• Required work
For the material that follows, list every line containing the word "this".

[Start Dataset excerpts]

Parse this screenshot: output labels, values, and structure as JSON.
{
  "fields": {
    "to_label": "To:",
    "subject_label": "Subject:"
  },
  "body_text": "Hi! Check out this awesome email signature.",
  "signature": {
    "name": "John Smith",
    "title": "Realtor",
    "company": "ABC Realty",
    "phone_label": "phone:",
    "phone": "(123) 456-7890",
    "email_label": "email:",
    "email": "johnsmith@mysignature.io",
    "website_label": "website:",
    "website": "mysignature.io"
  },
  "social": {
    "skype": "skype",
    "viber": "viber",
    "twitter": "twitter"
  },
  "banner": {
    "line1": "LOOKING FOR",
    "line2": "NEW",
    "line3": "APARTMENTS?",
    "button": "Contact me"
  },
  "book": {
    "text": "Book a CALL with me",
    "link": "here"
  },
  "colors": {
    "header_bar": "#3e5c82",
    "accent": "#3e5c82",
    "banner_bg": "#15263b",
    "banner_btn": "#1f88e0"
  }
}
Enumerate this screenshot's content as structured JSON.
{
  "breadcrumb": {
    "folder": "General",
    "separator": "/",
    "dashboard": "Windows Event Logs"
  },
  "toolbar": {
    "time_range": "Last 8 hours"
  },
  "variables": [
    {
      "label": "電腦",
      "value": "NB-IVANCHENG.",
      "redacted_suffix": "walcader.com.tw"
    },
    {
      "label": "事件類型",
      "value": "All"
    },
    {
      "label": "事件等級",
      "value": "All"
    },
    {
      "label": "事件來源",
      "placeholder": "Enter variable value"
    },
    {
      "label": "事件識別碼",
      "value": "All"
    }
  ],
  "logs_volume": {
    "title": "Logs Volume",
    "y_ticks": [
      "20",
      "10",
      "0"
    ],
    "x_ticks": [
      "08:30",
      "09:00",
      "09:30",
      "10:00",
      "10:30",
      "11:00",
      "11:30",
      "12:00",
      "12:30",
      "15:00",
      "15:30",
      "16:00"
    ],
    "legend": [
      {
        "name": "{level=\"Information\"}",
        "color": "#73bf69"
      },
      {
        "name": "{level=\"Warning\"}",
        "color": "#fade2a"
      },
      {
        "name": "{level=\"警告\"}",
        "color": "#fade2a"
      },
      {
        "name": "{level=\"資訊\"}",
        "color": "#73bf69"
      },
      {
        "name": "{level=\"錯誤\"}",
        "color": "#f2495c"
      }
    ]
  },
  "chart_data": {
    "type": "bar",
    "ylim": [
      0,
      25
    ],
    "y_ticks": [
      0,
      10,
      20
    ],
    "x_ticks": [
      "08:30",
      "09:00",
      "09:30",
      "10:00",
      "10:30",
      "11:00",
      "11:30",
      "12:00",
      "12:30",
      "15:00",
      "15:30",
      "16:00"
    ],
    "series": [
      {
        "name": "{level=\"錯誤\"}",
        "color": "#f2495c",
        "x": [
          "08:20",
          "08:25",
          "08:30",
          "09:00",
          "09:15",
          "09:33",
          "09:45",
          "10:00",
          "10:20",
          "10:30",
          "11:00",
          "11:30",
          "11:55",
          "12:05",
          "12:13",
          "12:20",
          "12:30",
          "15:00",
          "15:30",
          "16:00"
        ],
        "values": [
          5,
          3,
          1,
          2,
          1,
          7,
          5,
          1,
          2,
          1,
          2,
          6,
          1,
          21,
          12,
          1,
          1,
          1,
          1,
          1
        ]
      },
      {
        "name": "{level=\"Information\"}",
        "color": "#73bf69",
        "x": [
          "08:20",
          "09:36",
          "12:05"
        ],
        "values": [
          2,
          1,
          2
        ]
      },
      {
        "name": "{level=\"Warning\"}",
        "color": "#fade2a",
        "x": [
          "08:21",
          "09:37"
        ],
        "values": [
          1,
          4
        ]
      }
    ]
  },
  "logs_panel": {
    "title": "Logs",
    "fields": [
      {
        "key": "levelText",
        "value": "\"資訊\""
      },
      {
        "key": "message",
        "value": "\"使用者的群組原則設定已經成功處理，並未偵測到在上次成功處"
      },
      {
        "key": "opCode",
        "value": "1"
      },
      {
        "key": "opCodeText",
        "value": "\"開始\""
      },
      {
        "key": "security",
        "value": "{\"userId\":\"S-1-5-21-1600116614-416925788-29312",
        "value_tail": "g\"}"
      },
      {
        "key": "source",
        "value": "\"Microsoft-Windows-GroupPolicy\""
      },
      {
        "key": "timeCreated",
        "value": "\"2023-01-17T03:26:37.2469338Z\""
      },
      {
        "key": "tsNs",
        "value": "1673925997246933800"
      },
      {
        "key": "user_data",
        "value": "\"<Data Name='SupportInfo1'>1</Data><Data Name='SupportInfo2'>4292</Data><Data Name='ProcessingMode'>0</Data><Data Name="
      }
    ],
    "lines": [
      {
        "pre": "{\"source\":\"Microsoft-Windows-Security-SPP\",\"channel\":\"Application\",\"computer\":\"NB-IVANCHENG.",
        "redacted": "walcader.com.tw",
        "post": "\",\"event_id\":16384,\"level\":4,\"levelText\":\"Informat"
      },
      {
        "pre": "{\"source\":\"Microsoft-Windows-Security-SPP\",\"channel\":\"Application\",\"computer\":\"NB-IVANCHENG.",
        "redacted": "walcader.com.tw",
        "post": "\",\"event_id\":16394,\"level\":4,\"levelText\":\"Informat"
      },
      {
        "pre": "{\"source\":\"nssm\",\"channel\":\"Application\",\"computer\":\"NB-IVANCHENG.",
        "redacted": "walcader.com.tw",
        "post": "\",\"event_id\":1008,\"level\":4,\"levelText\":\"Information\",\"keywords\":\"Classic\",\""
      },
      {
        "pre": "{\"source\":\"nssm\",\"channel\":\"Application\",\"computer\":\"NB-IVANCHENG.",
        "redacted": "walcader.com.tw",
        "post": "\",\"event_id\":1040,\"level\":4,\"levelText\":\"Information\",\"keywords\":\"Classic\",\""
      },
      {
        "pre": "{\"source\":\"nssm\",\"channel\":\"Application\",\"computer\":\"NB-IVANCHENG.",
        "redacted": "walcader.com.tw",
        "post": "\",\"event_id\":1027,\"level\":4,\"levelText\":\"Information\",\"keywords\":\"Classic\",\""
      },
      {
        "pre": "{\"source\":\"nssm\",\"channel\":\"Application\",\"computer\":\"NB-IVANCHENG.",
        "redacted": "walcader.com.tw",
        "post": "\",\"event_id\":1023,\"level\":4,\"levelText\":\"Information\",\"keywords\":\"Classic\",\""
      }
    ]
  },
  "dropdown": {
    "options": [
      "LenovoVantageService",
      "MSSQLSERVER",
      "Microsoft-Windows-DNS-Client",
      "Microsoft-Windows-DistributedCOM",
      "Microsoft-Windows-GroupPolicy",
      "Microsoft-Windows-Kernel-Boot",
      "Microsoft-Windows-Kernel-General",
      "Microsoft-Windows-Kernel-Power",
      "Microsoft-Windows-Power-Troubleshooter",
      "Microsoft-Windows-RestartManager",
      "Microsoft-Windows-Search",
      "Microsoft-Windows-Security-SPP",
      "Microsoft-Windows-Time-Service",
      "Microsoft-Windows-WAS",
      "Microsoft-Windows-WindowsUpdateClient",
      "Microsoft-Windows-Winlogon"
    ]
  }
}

[End Dataset excerpts]

• Task result
Parse this screenshot: output labels, values, and structure as JSON.
  "body_text": "Hi! Check out this awesome email signature.",
Enumerate this screenshot's content as structured JSON.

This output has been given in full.